* **GIVEN TASK**: Answer with one number: how many lines hold "中考中招".

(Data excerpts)

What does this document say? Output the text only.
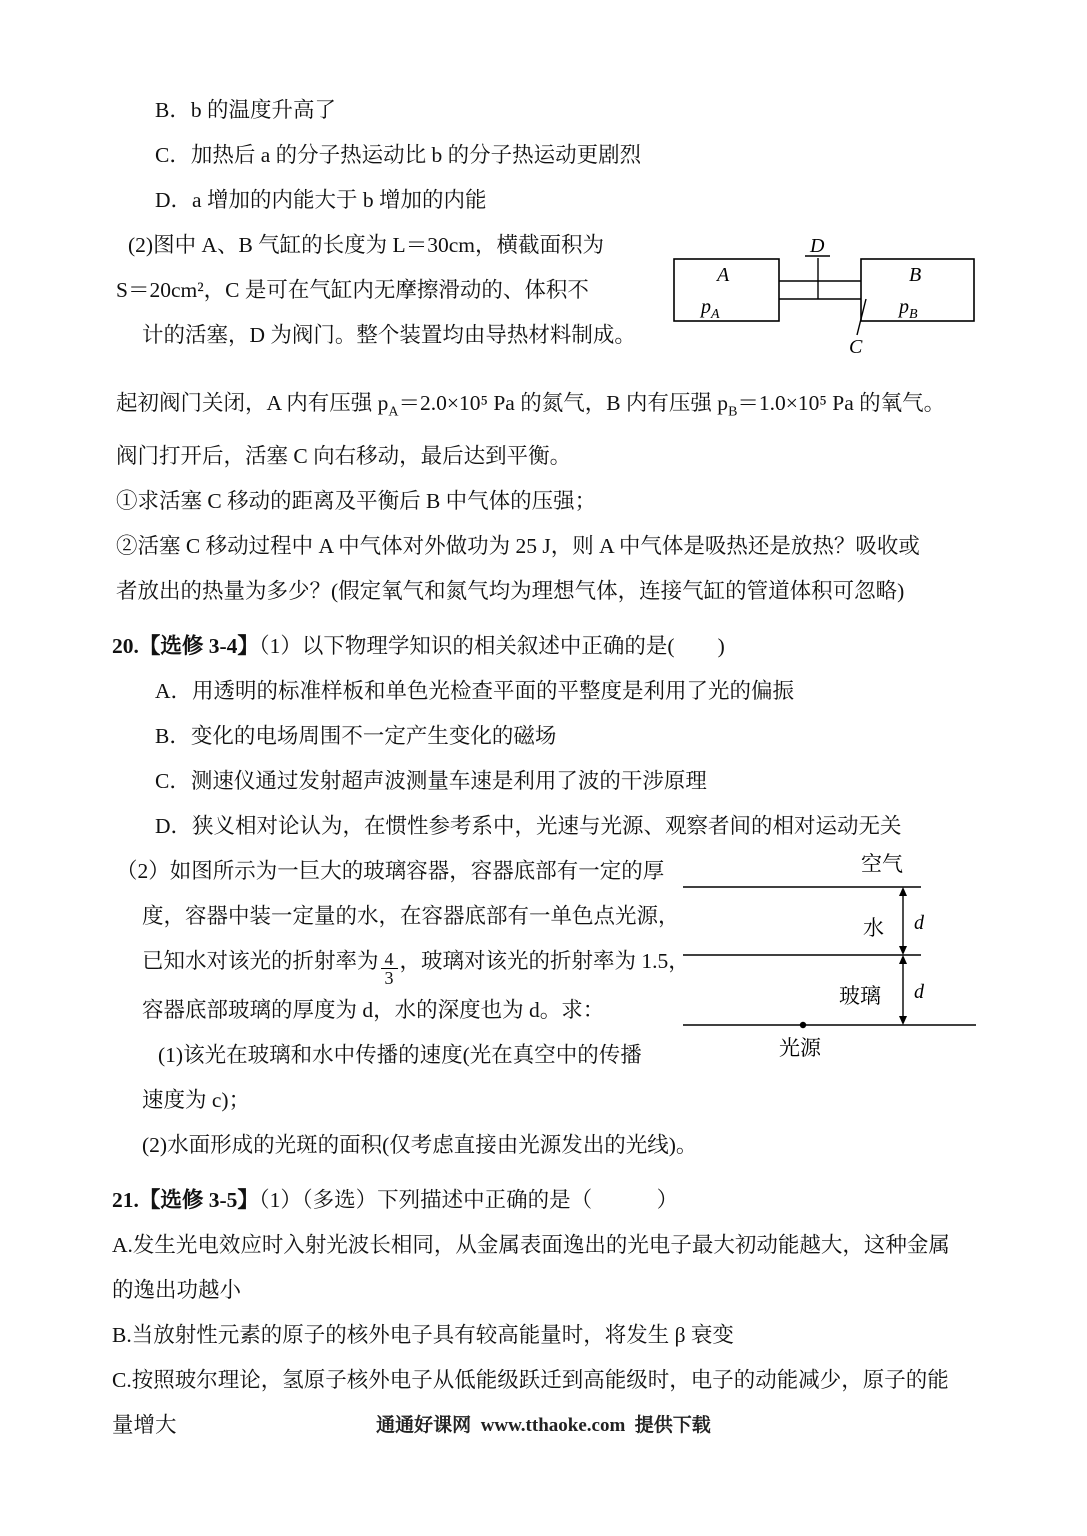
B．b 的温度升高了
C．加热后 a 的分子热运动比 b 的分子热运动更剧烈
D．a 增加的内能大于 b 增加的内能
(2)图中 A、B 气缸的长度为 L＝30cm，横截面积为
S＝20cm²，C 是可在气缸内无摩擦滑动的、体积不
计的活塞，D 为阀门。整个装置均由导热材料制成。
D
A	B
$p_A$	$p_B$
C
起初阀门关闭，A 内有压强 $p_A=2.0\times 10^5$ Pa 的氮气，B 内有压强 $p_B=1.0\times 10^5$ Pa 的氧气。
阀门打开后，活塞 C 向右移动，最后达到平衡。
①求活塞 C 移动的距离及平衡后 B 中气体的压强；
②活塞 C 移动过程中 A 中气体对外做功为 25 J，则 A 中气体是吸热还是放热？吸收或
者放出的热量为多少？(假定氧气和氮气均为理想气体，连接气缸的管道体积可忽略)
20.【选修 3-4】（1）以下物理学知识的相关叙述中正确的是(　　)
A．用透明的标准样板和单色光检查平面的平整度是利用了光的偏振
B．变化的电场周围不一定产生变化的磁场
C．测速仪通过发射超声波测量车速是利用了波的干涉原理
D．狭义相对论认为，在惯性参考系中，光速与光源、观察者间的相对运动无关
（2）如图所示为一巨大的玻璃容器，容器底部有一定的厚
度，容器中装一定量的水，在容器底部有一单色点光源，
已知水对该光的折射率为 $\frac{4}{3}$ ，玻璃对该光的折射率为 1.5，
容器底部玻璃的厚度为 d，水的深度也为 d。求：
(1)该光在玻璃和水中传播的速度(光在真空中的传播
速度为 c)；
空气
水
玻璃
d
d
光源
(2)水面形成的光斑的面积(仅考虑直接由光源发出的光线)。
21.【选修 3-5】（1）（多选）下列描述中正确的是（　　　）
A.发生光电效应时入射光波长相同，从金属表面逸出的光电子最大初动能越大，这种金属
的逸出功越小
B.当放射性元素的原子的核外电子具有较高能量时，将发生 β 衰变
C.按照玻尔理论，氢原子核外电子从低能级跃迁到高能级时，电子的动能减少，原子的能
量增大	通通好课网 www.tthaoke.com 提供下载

...

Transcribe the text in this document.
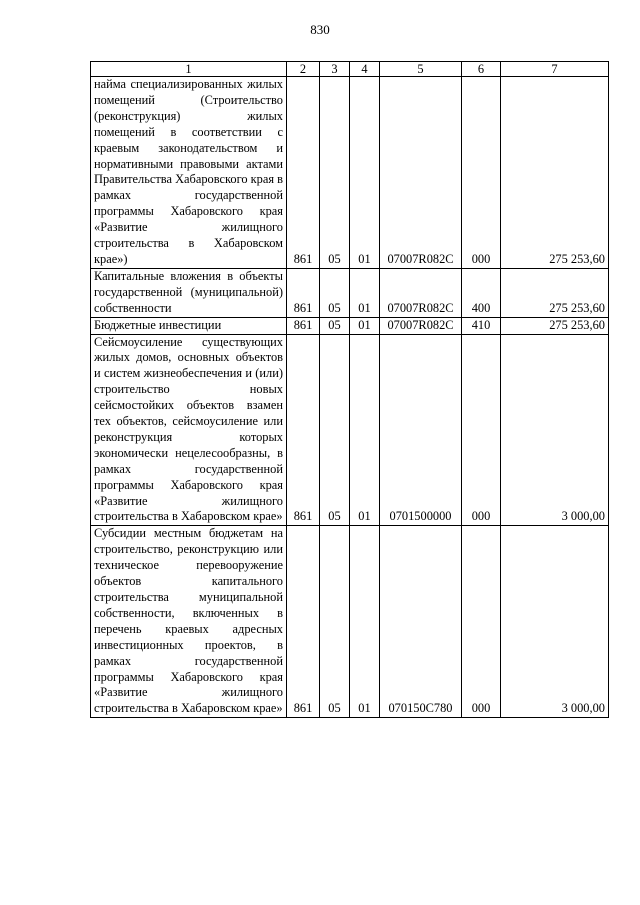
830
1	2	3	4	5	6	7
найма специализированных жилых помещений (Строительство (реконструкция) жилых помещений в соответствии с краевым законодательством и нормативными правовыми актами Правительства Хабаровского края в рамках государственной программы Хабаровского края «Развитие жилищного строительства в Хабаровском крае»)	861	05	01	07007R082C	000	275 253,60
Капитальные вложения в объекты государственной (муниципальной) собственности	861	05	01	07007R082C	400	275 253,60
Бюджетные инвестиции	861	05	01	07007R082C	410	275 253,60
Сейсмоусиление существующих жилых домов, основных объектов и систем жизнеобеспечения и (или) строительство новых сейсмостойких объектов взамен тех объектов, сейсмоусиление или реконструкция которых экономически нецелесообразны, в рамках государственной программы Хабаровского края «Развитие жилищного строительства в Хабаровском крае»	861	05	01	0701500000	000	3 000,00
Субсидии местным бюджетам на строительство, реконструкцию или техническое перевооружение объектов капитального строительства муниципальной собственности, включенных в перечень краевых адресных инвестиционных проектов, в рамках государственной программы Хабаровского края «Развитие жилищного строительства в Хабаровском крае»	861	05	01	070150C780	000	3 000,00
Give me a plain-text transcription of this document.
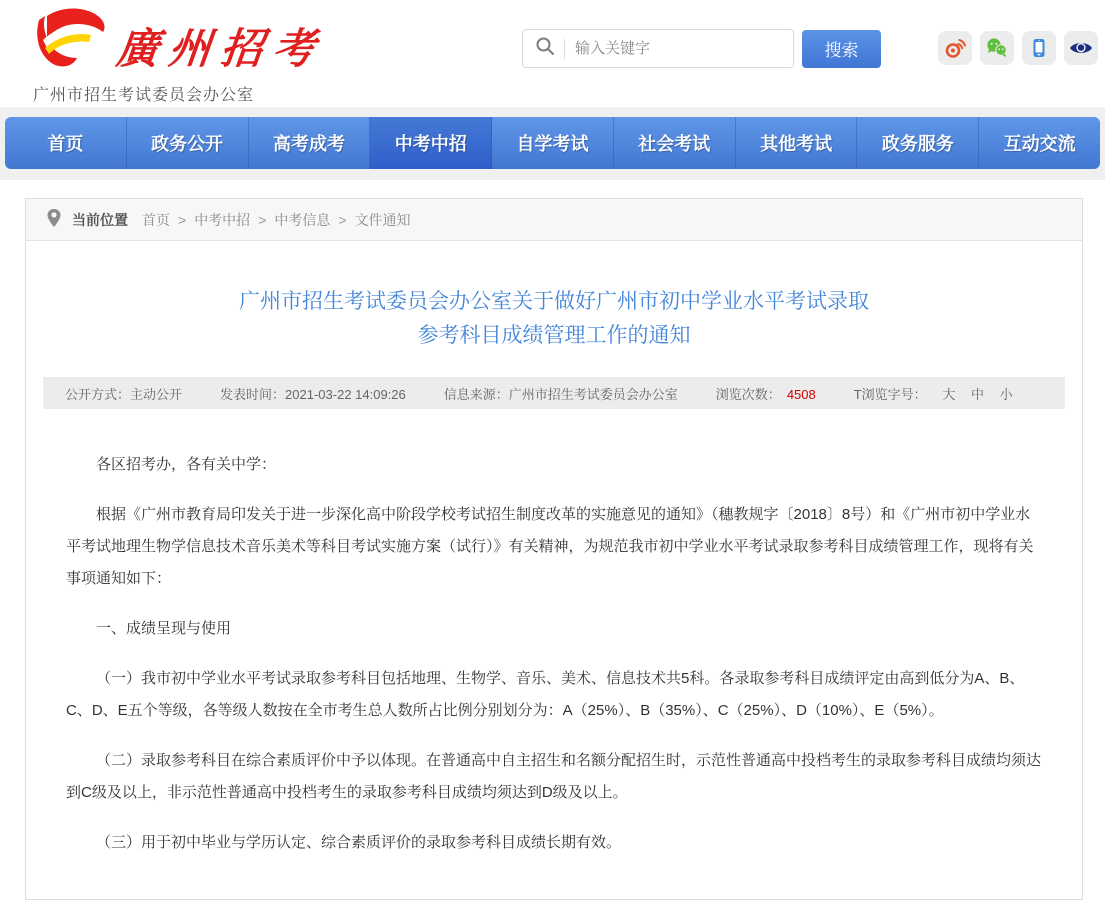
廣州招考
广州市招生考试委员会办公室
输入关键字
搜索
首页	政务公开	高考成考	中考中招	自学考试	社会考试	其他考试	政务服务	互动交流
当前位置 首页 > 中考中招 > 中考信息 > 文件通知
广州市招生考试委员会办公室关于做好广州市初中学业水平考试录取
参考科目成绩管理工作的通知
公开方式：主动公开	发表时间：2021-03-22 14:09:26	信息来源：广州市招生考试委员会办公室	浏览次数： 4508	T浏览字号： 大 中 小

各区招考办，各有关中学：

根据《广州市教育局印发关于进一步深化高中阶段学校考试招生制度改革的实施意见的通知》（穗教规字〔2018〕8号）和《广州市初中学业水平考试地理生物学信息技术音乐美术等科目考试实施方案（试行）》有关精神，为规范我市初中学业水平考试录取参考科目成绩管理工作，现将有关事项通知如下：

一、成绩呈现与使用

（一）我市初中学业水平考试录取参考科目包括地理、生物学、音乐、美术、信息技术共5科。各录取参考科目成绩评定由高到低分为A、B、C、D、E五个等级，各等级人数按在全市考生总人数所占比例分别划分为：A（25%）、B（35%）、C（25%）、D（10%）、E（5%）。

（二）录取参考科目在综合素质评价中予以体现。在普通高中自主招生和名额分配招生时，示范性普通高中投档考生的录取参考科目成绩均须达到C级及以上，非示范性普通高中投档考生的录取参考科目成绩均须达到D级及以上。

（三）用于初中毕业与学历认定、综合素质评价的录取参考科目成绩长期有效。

* **ANSWER TO THIS EXERCISE**: 2